## Written request
Go through the entries below and pick out every line with "cards".

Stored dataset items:
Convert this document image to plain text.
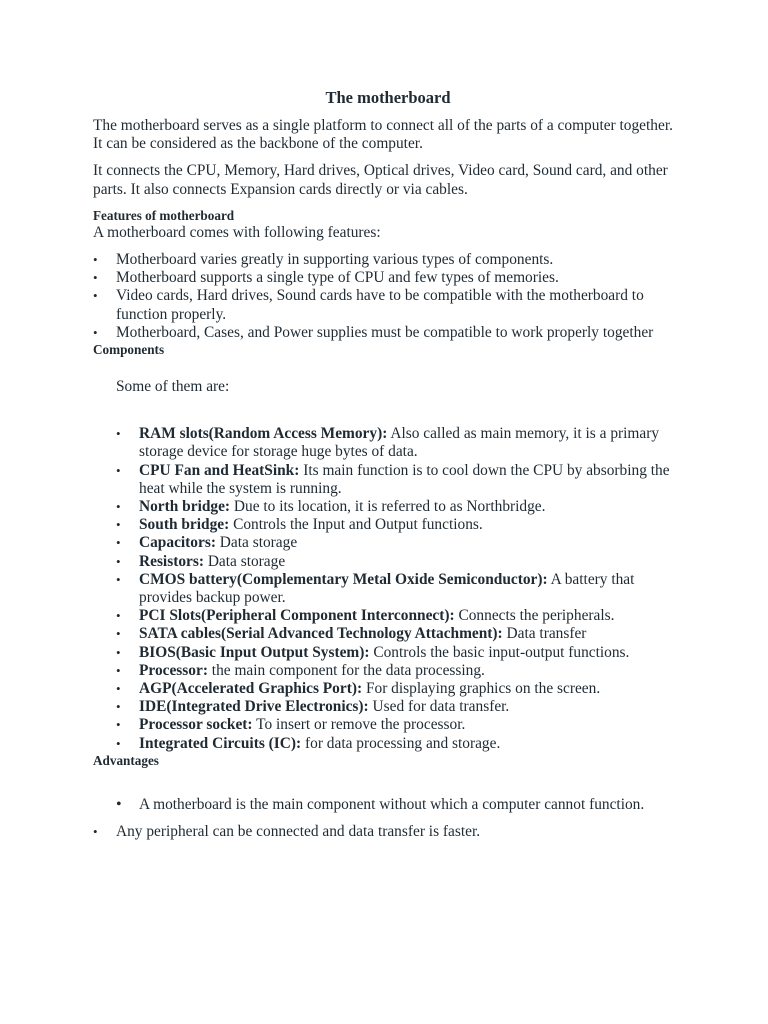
The motherboard

The motherboard serves as a single platform to connect all of the parts of a computer together. It can be considered as the backbone of the computer.

It connects the CPU, Memory, Hard drives, Optical drives, Video card, Sound card, and other parts. It also connects Expansion cards directly or via cables.

Features of motherboard

A motherboard comes with following features:

• Motherboard varies greatly in supporting various types of components.
• Motherboard supports a single type of CPU and few types of memories.
• Video cards, Hard drives, Sound cards have to be compatible with the motherboard to function properly.
• Motherboard, Cases, and Power supplies must be compatible to work properly together
Components

Some of them are:

• RAM slots(Random Access Memory): Also called as main memory, it is a primary storage device for storage huge bytes of data.
• CPU Fan and HeatSink: Its main function is to cool down the CPU by absorbing the heat while the system is running.
• North bridge: Due to its location, it is referred to as Northbridge.
• South bridge: Controls the Input and Output functions.
• Capacitors: Data storage
• Resistors: Data storage
• CMOS battery(Complementary Metal Oxide Semiconductor): A battery that provides backup power.
• PCI Slots(Peripheral Component Interconnect): Connects the peripherals.
• SATA cables(Serial Advanced Technology Attachment): Data transfer
• BIOS(Basic Input Output System): Controls the basic input-output functions.
• Processor: the main component for the data processing.
• AGP(Accelerated Graphics Port): For displaying graphics on the screen.
• IDE(Integrated Drive Electronics): Used for data transfer.
• Processor socket: To insert or remove the processor.
• Integrated Circuits (IC): for data processing and storage.
Advantages
• A motherboard is the main component without which a computer cannot function.
• Any peripheral can be connected and data transfer is faster.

## Solution for this problem
It connects the CPU, Memory, Hard drives, Optical drives, Video card, Sound card, and other parts. It also connects Expansion cards directly or via cables.
• Video cards, Hard drives, Sound cards have to be compatible with the motherboard to function properly.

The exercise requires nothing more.